### Record set
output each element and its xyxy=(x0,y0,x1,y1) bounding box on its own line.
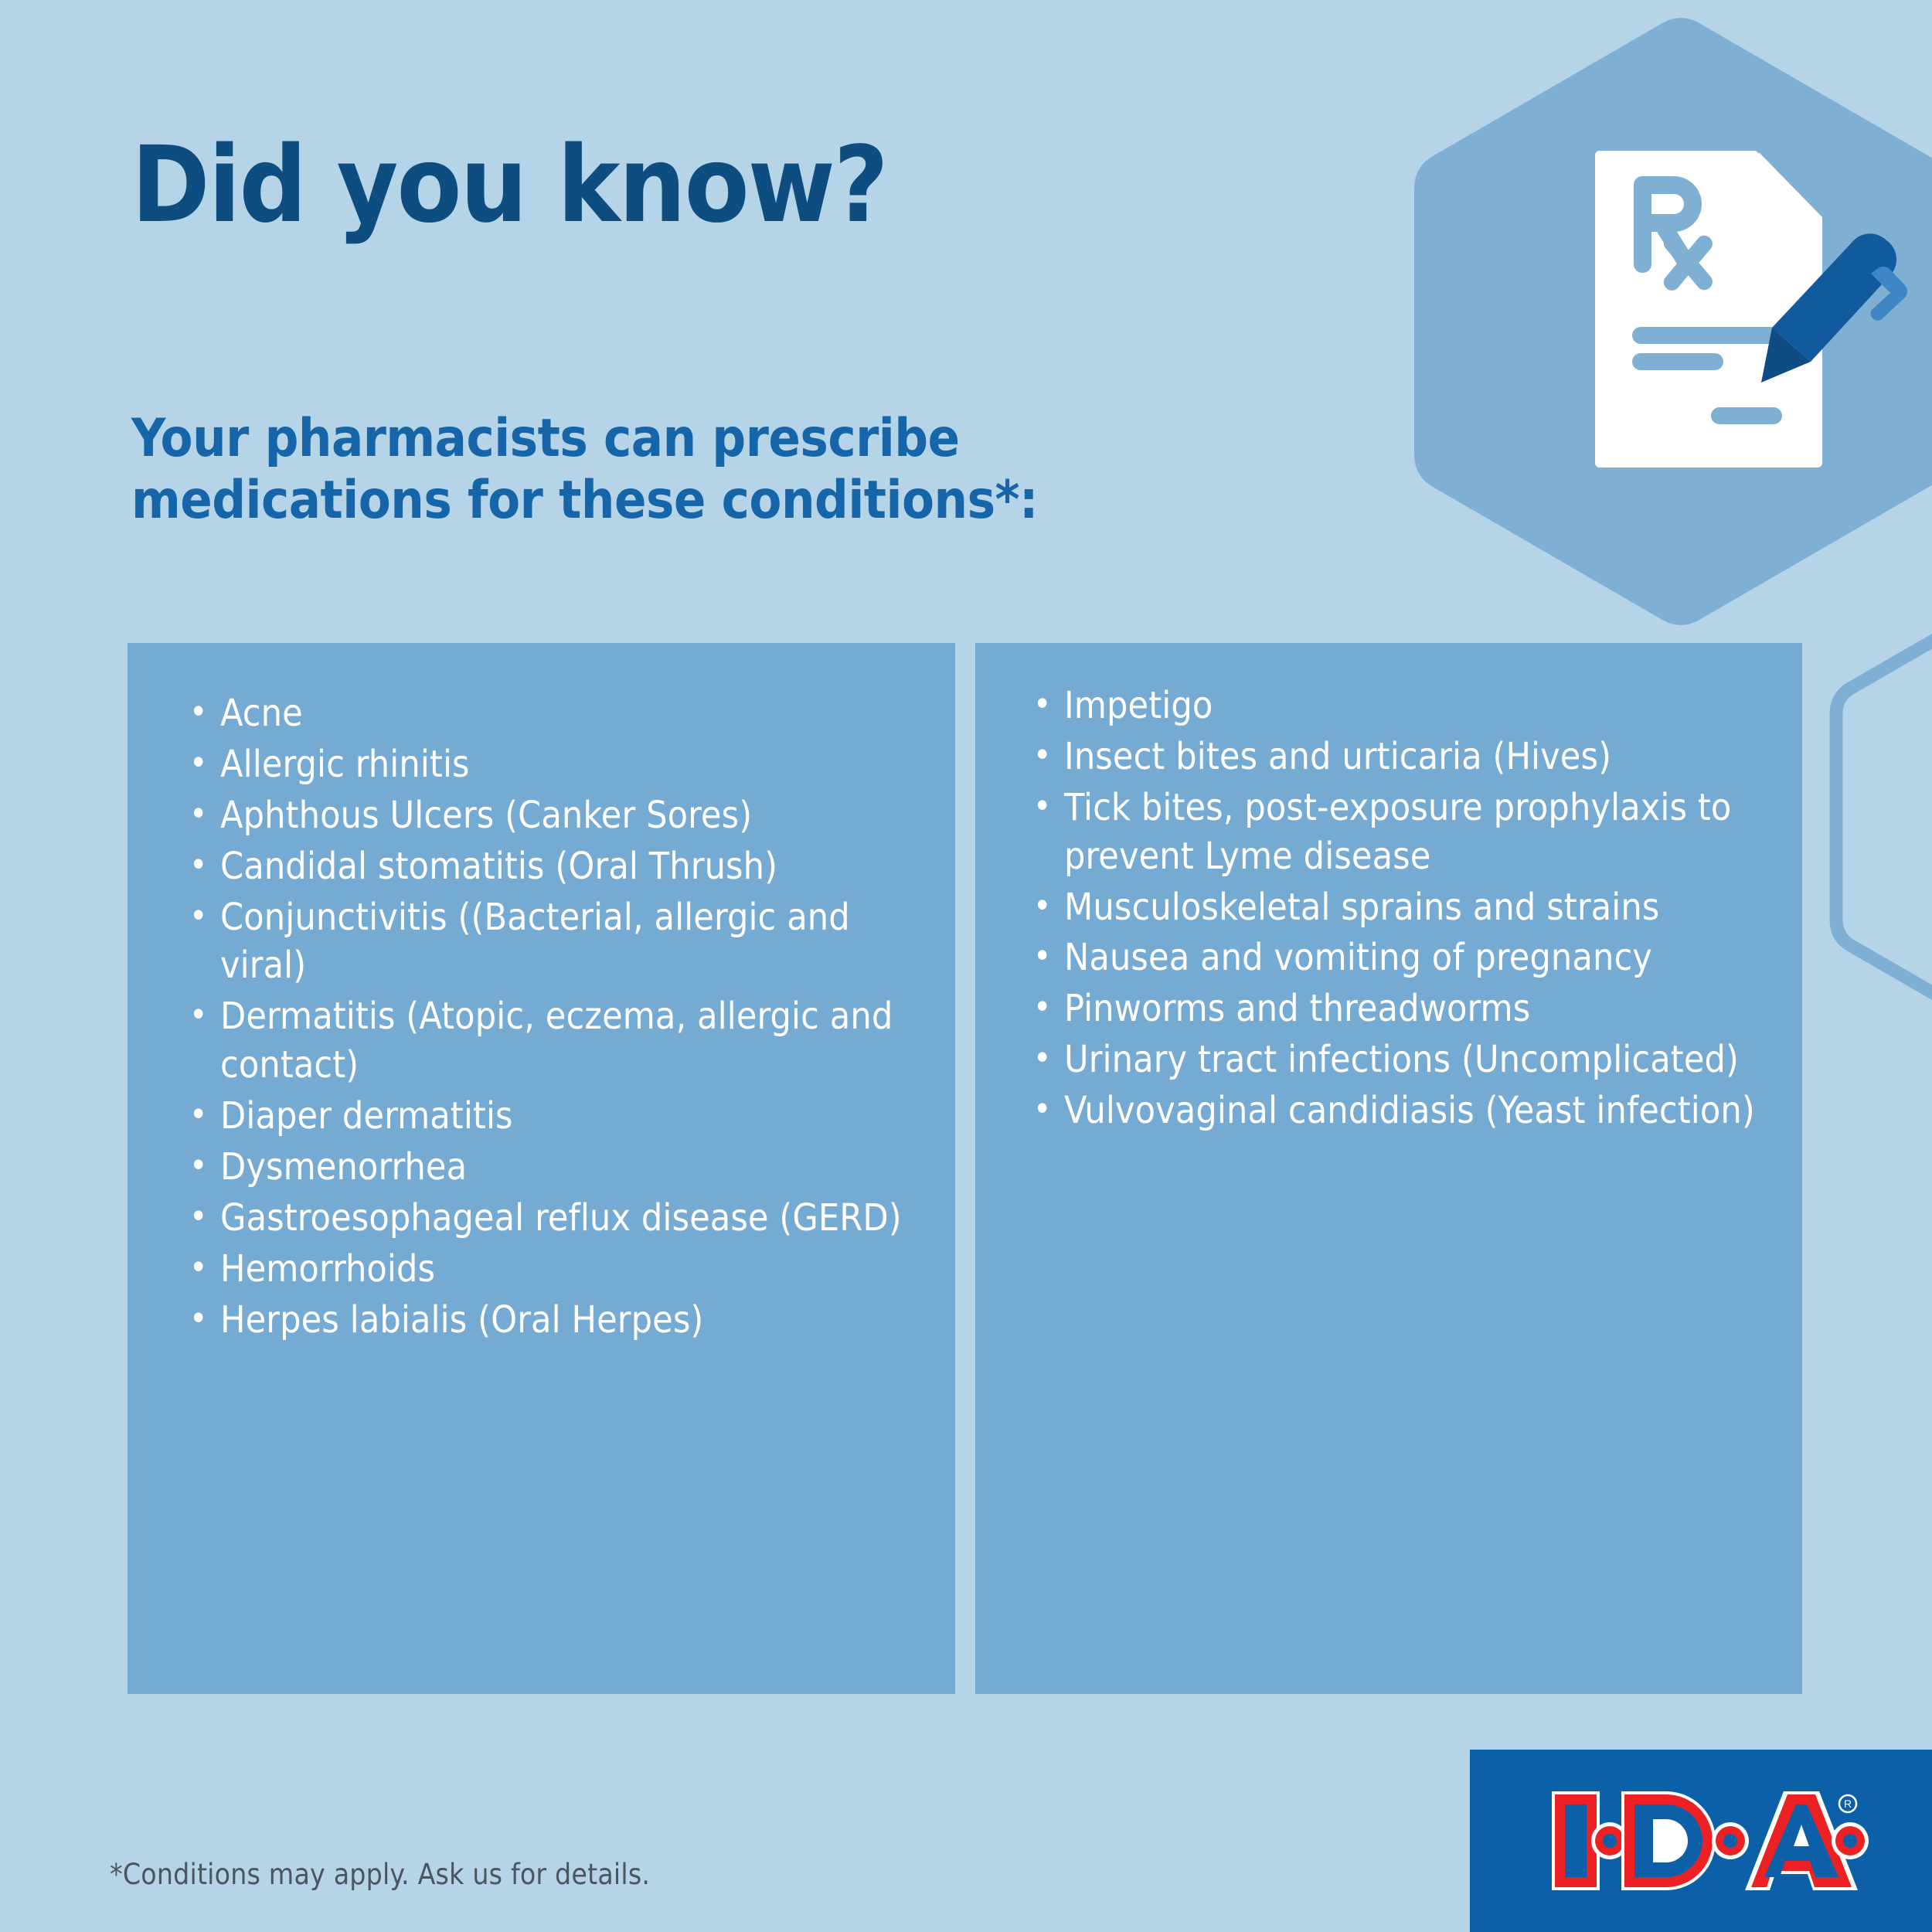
condition-list-item: Tick bites, post-exposure prophylaxis to… xyxy=(1033,784,1783,881)
condition-list-item: Hemorrhoids xyxy=(189,1245,916,1294)
page-subtitle-line-2: medications for these conditions*: xyxy=(131,470,1038,532)
condition-list-item: Acne xyxy=(189,689,916,738)
hexagon-outline-shape xyxy=(1836,541,1932,1008)
paper-fold xyxy=(1759,152,1821,216)
footnote-text: *Conditions may apply. Ask us for detail… xyxy=(110,1858,650,1891)
condition-list-item: Impetigo xyxy=(1033,682,1783,730)
prescription-document-icon xyxy=(1451,19,1932,514)
condition-list-item: Pinworms and threadworms xyxy=(1033,985,1783,1033)
page-subtitle-line-1: Your pharmacists can prescribe xyxy=(131,408,1038,470)
conditions-list-left: AcneAllergic rhinitisAphthous Ulcers (Ca… xyxy=(189,689,916,1344)
registered-trademark-icon: R xyxy=(1839,1795,1856,1812)
condition-list-item: Insect bites and urticaria (Hives) xyxy=(1033,733,1783,781)
svg-text:R: R xyxy=(1844,1798,1852,1810)
condition-list-item: Conjunctivitis ((Bacterial, allergic and… xyxy=(189,893,916,991)
condition-list-item: Candidal stomatitis (Oral Thrush) xyxy=(189,842,916,891)
condition-list-item: Gastroesophageal reflux disease (GERD) xyxy=(189,1194,916,1243)
ida-pharmacy-logo: R xyxy=(1538,1784,1870,1898)
paper-line-1 xyxy=(1632,327,1779,344)
paper-signature-line xyxy=(1711,407,1782,424)
condition-list-item: Aphthous Ulcers (Canker Sores) xyxy=(189,791,916,840)
condition-list-item: Nausea and vomiting of pregnancy xyxy=(1033,934,1783,982)
condition-list-item: Herpes labialis (Oral Herpes) xyxy=(189,1296,916,1345)
page-subtitle: Your pharmacists can prescribe medicatio… xyxy=(131,408,1038,532)
condition-list-item: Dysmenorrhea xyxy=(189,1143,916,1192)
conditions-panel-left: AcneAllergic rhinitisAphthous Ulcers (Ca… xyxy=(128,643,955,1694)
condition-list-item: Urinary tract infections (Uncomplicated) xyxy=(1033,1036,1783,1084)
ida-logo-letters xyxy=(1552,1791,1869,1890)
condition-list-item: Musculoskeletal sprains and strains xyxy=(1033,883,1783,932)
condition-list-item: Vulvovaginal candidiasis (Yeast infectio… xyxy=(1033,1087,1783,1135)
paper-line-2 xyxy=(1632,353,1723,370)
conditions-list-right: ImpetigoInsect bites and urticaria (Hive… xyxy=(1033,682,1783,1135)
condition-list-item: Dermatitis (Atopic, eczema, allergic and… xyxy=(189,992,916,1090)
condition-list-item: Allergic rhinitis xyxy=(189,740,916,789)
ida-logo-block: R xyxy=(1470,1750,1932,1932)
conditions-panel-right: ImpetigoInsect bites and urticaria (Hive… xyxy=(975,643,1802,1694)
page-title: Did you know? xyxy=(131,133,887,238)
condition-list-item: Diaper dermatitis xyxy=(189,1092,916,1141)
######
Action item
Look through the records and gather each line with the word "text".

Answer section
footnote-text: *Conditions may apply. Ask us for detail… xyxy=(110,1858,650,1891)
svg-text:R: R xyxy=(1844,1798,1852,1810)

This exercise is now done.